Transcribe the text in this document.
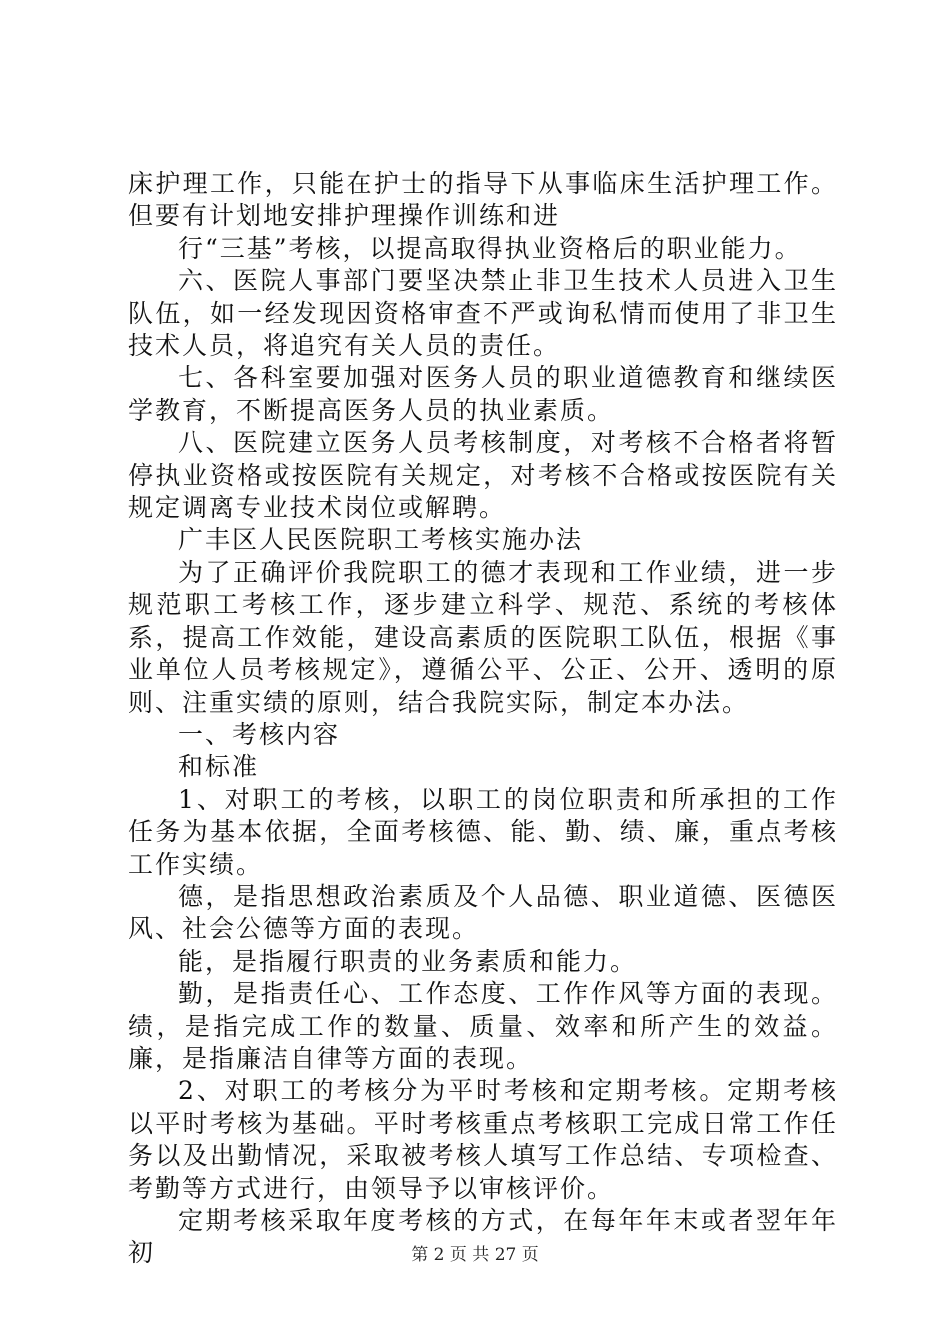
床护理工作，只能在护士的指导下从事临床生活护理工作。但要有计划地安排护理操作训练和进

行“三基”考核，以提高取得执业资格后的职业能力。

六、医院人事部门要坚决禁止非卫生技术人员进入卫生队伍，如一经发现因资格审查不严或询私情而使用了非卫生技术人员，将追究有关人员的责任。

七、各科室要加强对医务人员的职业道德教育和继续医学教育，不断提高医务人员的执业素质。

八、医院建立医务人员考核制度，对考核不合格者将暂停执业资格或按医院有关规定，对考核不合格或按医院有关规定调离专业技术岗位或解聘。

广丰区人民医院职工考核实施办法

为了正确评价我院职工的德才表现和工作业绩，进一步规范职工考核工作，逐步建立科学、规范、系统的考核体系，提高工作效能，建设高素质的医院职工队伍，根据《事业单位人员考核规定》，遵循公平、公正、公开、透明的原则、注重实绩的原则，结合我院实际，制定本办法。

一、考核内容

和标准

1、对职工的考核，以职工的岗位职责和所承担的工作任务为基本依据，全面考核德、能、勤、绩、廉，重点考核工作实绩。

德，是指思想政治素质及个人品德、职业道德、医德医风、社会公德等方面的表现。

能，是指履行职责的业务素质和能力。

勤，是指责任心、工作态度、工作作风等方面的表现。绩，是指完成工作的数量、质量、效率和所产生的效益。廉，是指廉洁自律等方面的表现。

2、对职工的考核分为平时考核和定期考核。定期考核以平时考核为基础。平时考核重点考核职工完成日常工作任务以及出勤情况，采取被考核人填写工作总结、专项检查、考勤等方式进行，由领导予以审核评价。

定期考核采取年度考核的方式，在每年年末或者翌年年初	第 2 页 共 27 页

::::

### [OBJECTIVE]
Write out each line again precisely as it appears, skipping every picture.

### [SOLVED PROBLEM]
Transcribe the text in this document.
床护理工作，只能在护士的指导下从事临床生活护理工作。但要有计划地安排护理操作训练和进

行“三基”考核，以提高取得执业资格后的职业能力。

六、医院人事部门要坚决禁止非卫生技术人员进入卫生队伍，如一经发现因资格审查不严或询私情而使用了非卫生技术人员，将追究有关人员的责任。

七、各科室要加强对医务人员的职业道德教育和继续医学教育，不断提高医务人员的执业素质。

八、医院建立医务人员考核制度，对考核不合格者将暂停执业资格或按医院有关规定，对考核不合格或按医院有关规定调离专业技术岗位或解聘。

广丰区人民医院职工考核实施办法

为了正确评价我院职工的德才表现和工作业绩，进一步规范职工考核工作，逐步建立科学、规范、系统的考核体系，提高工作效能，建设高素质的医院职工队伍，根据《事业单位人员考核规定》，遵循公平、公正、公开、透明的原则、注重实绩的原则，结合我院实际，制定本办法。

一、考核内容

和标准

1、对职工的考核，以职工的岗位职责和所承担的工作任务为基本依据，全面考核德、能、勤、绩、廉，重点考核工作实绩。

德，是指思想政治素质及个人品德、职业道德、医德医风、社会公德等方面的表现。

能，是指履行职责的业务素质和能力。

勤，是指责任心、工作态度、工作作风等方面的表现。绩，是指完成工作的数量、质量、效率和所产生的效益。廉，是指廉洁自律等方面的表现。

2、对职工的考核分为平时考核和定期考核。定期考核以平时考核为基础。平时考核重点考核职工完成日常工作任务以及出勤情况，采取被考核人填写工作总结、专项检查、考勤等方式进行，由领导予以审核评价。

定期考核采取年度考核的方式，在每年年末或者翌年年初	第 2 页 共 27 页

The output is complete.